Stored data
..........

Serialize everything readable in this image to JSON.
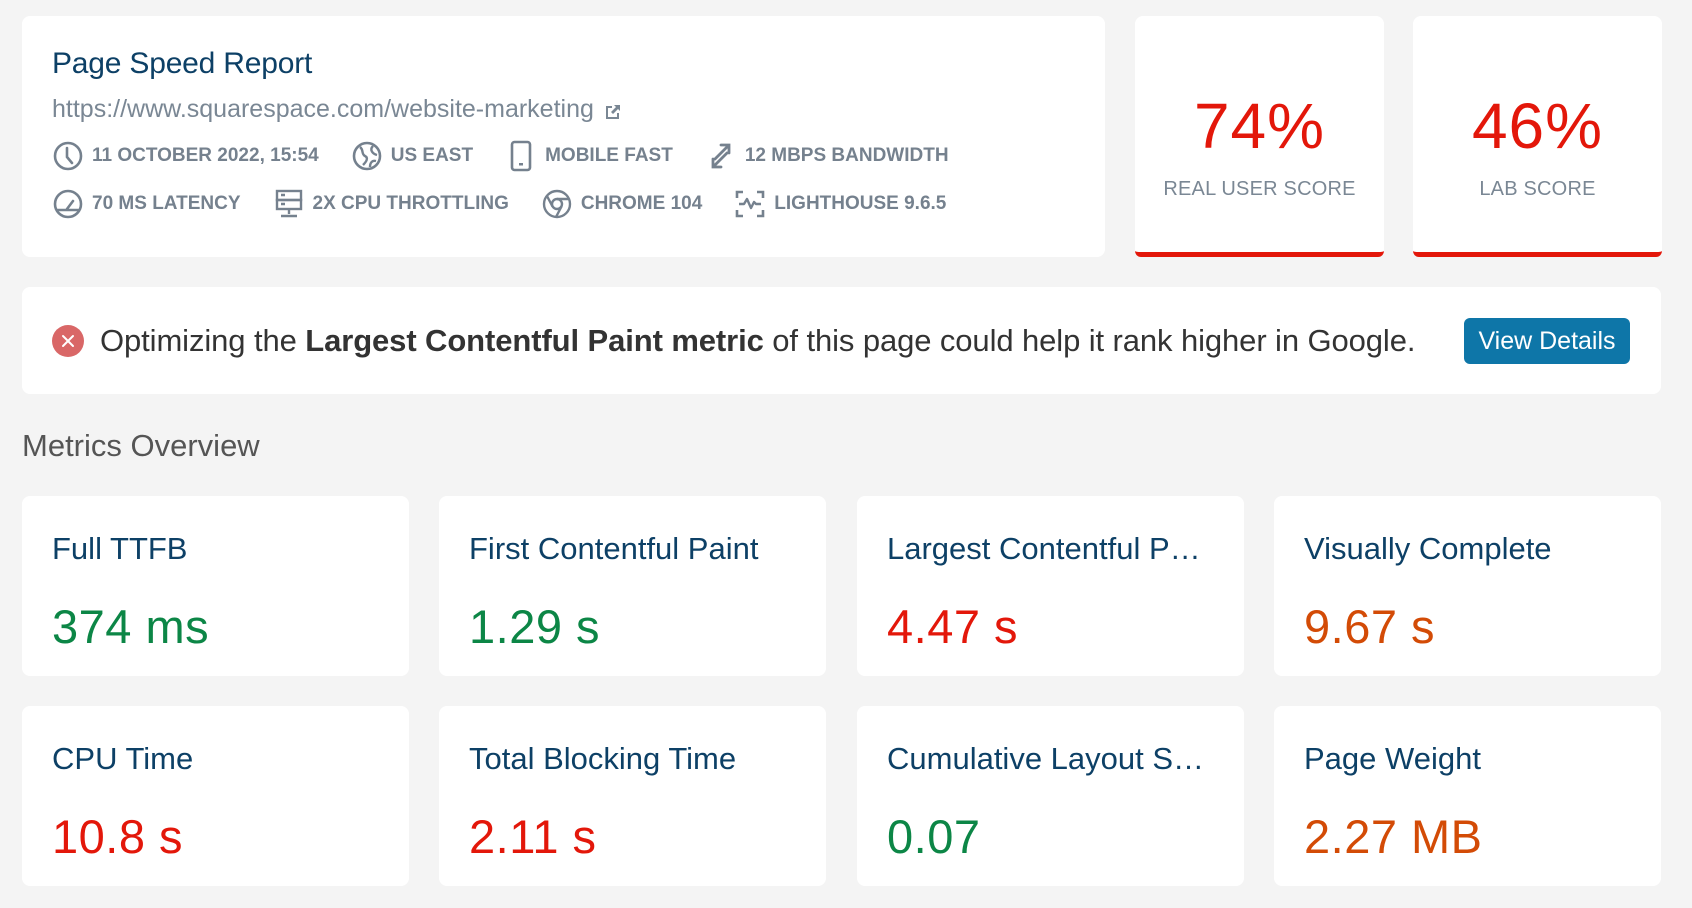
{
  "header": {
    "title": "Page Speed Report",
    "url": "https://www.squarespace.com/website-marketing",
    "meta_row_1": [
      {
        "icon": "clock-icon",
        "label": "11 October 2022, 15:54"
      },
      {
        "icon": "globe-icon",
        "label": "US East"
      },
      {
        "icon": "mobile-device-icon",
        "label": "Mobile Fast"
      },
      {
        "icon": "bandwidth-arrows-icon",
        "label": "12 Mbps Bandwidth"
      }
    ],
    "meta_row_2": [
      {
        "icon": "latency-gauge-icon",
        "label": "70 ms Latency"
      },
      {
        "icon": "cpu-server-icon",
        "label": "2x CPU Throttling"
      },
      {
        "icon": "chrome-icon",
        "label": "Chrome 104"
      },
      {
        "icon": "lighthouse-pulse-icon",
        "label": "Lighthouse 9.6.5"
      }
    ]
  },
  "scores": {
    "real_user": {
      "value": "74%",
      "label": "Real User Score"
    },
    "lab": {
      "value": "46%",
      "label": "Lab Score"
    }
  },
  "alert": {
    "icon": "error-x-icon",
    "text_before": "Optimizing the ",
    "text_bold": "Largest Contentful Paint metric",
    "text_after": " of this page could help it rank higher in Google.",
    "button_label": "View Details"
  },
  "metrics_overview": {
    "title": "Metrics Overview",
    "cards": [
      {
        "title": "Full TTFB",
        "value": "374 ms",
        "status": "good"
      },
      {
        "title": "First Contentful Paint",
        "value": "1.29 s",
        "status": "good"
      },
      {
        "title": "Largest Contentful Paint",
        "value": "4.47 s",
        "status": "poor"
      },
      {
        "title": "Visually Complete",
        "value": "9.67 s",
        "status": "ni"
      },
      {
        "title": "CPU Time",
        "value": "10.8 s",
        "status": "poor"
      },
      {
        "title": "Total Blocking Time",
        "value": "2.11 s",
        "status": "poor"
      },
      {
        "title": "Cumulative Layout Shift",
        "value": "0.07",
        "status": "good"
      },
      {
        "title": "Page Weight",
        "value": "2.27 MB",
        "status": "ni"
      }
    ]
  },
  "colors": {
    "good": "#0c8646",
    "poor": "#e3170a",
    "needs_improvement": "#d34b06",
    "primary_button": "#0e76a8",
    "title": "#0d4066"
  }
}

..........

Your task is to retype all the entries exactly and leave out any pictures.

### Correct answer
Serialize everything readable in this image to JSON.
{
  "header": {
    "title": "Page Speed Report",
    "url": "https://www.squarespace.com/website-marketing",
    "meta_row_1": [
      {
        "icon": "clock-icon",
        "label": "11 October 2022, 15:54"
      },
      {
        "icon": "globe-icon",
        "label": "US East"
      },
      {
        "icon": "mobile-device-icon",
        "label": "Mobile Fast"
      },
      {
        "icon": "bandwidth-arrows-icon",
        "label": "12 Mbps Bandwidth"
      }
    ],
    "meta_row_2": [
      {
        "icon": "latency-gauge-icon",
        "label": "70 ms Latency"
      },
      {
        "icon": "cpu-server-icon",
        "label": "2x CPU Throttling"
      },
      {
        "icon": "chrome-icon",
        "label": "Chrome 104"
      },
      {
        "icon": "lighthouse-pulse-icon",
        "label": "Lighthouse 9.6.5"
      }
    ]
  },
  "scores": {
    "real_user": {
      "value": "74%",
      "label": "Real User Score"
    },
    "lab": {
      "value": "46%",
      "label": "Lab Score"
    }
  },
  "alert": {
    "icon": "error-x-icon",
    "text_before": "Optimizing the ",
    "text_bold": "Largest Contentful Paint metric",
    "text_after": " of this page could help it rank higher in Google.",
    "button_label": "View Details"
  },
  "metrics_overview": {
    "title": "Metrics Overview",
    "cards": [
      {
        "title": "Full TTFB",
        "value": "374 ms",
        "status": "good"
      },
      {
        "title": "First Contentful Paint",
        "value": "1.29 s",
        "status": "good"
      },
      {
        "title": "Largest Contentful Paint",
        "value": "4.47 s",
        "status": "poor"
      },
      {
        "title": "Visually Complete",
        "value": "9.67 s",
        "status": "ni"
      },
      {
        "title": "CPU Time",
        "value": "10.8 s",
        "status": "poor"
      },
      {
        "title": "Total Blocking Time",
        "value": "2.11 s",
        "status": "poor"
      },
      {
        "title": "Cumulative Layout Shift",
        "value": "0.07",
        "status": "good"
      },
      {
        "title": "Page Weight",
        "value": "2.27 MB",
        "status": "ni"
      }
    ]
  },
  "colors": {
    "good": "#0c8646",
    "poor": "#e3170a",
    "needs_improvement": "#d34b06",
    "primary_button": "#0e76a8",
    "title": "#0d4066"
  }
}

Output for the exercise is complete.